DIRECTIONS — Go to the line that contains "Give me a plain-text" and extract it along with every line after it, exactly, through the end of the data below.

%%

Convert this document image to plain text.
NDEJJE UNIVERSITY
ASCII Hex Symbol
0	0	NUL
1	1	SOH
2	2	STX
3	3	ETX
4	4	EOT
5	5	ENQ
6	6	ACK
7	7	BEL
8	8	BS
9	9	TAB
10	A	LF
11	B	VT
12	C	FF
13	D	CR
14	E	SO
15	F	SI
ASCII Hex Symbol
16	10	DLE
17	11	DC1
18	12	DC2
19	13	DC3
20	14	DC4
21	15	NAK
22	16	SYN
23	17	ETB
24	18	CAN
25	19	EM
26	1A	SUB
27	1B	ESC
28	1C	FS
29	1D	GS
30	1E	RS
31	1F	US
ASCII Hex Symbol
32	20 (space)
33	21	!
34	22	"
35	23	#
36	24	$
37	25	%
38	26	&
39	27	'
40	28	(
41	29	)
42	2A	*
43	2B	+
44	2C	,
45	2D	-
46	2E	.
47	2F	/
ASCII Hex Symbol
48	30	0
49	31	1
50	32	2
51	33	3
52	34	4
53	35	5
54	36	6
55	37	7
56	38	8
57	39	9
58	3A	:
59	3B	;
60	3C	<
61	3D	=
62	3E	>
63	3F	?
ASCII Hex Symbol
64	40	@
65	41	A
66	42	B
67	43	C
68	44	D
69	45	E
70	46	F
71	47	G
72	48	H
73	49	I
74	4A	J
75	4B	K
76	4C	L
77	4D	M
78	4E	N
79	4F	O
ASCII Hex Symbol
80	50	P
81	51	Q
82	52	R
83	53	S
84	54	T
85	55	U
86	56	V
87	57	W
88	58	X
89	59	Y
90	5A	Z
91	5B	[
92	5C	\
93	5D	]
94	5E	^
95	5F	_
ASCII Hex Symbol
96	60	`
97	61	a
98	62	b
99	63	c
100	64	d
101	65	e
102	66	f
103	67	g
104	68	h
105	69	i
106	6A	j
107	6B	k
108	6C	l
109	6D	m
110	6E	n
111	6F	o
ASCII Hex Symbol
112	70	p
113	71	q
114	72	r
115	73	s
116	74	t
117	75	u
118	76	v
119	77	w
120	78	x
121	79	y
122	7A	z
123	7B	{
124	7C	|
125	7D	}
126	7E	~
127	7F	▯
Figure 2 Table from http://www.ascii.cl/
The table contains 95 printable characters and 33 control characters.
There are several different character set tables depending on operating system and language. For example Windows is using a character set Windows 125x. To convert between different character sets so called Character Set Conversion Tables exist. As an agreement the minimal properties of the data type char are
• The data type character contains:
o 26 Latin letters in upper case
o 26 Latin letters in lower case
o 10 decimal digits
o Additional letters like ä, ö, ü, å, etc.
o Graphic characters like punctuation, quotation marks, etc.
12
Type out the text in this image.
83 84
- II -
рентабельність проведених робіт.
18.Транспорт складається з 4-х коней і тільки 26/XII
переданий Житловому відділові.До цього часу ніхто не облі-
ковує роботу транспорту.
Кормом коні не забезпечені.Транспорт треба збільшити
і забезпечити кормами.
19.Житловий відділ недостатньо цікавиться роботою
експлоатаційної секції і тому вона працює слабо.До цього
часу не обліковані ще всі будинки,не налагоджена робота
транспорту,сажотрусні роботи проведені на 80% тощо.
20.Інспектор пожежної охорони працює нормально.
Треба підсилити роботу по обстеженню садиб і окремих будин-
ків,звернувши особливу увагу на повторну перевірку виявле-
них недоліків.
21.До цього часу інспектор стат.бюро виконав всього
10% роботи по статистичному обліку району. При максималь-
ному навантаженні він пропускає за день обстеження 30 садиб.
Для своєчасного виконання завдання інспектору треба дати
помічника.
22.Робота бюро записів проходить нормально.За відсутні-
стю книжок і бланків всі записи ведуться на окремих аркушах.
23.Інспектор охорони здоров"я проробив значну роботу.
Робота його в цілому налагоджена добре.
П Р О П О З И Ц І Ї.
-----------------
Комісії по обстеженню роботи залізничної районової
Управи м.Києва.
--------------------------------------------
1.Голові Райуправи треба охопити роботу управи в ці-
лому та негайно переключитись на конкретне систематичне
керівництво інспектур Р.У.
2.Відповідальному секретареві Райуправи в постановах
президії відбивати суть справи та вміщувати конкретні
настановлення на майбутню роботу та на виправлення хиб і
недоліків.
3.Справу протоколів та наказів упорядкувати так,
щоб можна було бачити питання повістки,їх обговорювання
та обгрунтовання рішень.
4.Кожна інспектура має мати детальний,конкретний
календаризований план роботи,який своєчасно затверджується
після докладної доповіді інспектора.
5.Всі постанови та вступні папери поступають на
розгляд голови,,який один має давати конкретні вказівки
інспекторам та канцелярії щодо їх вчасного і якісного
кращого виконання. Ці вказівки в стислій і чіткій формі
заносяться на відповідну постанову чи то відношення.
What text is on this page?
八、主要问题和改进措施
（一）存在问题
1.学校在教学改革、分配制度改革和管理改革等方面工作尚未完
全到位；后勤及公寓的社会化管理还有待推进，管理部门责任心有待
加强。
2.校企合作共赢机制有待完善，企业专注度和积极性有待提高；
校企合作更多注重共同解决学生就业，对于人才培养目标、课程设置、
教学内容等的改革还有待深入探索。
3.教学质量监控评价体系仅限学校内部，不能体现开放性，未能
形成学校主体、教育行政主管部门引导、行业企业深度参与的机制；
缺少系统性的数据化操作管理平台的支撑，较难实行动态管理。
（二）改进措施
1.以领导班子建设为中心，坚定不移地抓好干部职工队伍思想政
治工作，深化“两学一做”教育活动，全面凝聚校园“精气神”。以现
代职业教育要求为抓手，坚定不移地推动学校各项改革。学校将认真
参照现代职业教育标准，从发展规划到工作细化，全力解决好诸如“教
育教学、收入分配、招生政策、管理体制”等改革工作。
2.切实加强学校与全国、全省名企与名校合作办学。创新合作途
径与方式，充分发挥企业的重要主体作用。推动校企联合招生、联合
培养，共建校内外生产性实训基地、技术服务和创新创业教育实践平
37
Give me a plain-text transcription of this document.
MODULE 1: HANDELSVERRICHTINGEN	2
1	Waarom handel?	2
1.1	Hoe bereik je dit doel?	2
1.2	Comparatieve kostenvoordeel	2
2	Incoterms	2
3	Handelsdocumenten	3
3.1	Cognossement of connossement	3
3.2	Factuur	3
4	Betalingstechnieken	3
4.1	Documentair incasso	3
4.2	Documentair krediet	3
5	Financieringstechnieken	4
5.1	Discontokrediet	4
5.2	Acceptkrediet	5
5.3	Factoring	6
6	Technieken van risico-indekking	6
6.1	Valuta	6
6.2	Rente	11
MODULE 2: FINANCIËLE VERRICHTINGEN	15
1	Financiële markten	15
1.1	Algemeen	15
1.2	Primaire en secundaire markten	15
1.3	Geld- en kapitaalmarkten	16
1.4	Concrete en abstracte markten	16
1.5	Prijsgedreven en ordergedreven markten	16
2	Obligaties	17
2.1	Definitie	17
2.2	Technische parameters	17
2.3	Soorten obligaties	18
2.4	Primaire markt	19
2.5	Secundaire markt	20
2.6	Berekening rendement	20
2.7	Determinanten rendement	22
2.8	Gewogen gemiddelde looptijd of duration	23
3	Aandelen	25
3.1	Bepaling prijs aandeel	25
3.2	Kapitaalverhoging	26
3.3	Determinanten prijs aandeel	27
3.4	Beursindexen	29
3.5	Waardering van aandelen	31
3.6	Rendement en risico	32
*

%%

CORRECT ANSWER —
Give me a plain-text transcription of this document.
MODULE 1: HANDELSVERRICHTINGEN	2
1	Waarom handel?	2
1.1	Hoe bereik je dit doel?	2
1.2	Comparatieve kostenvoordeel	2
2	Incoterms	2
3	Handelsdocumenten	3
3.1	Cognossement of connossement	3
3.2	Factuur	3
4	Betalingstechnieken	3
4.1	Documentair incasso	3
4.2	Documentair krediet	3
5	Financieringstechnieken	4
5.1	Discontokrediet	4
5.2	Acceptkrediet	5
5.3	Factoring	6
6	Technieken van risico-indekking	6
6.1	Valuta	6
6.2	Rente	11
MODULE 2: FINANCIËLE VERRICHTINGEN	15
1	Financiële markten	15
1.1	Algemeen	15
1.2	Primaire en secundaire markten	15
1.3	Geld- en kapitaalmarkten	16
1.4	Concrete en abstracte markten	16
1.5	Prijsgedreven en ordergedreven markten	16
2	Obligaties	17
2.1	Definitie	17
2.2	Technische parameters	17
2.3	Soorten obligaties	18
2.4	Primaire markt	19
2.5	Secundaire markt	20
2.6	Berekening rendement	20
2.7	Determinanten rendement	22
2.8	Gewogen gemiddelde looptijd of duration	23
3	Aandelen	25
3.1	Bepaling prijs aandeel	25
3.2	Kapitaalverhoging	26
3.3	Determinanten prijs aandeel	27
3.4	Beursindexen	29
3.5	Waardering van aandelen	31
3.6	Rendement en risico	32
*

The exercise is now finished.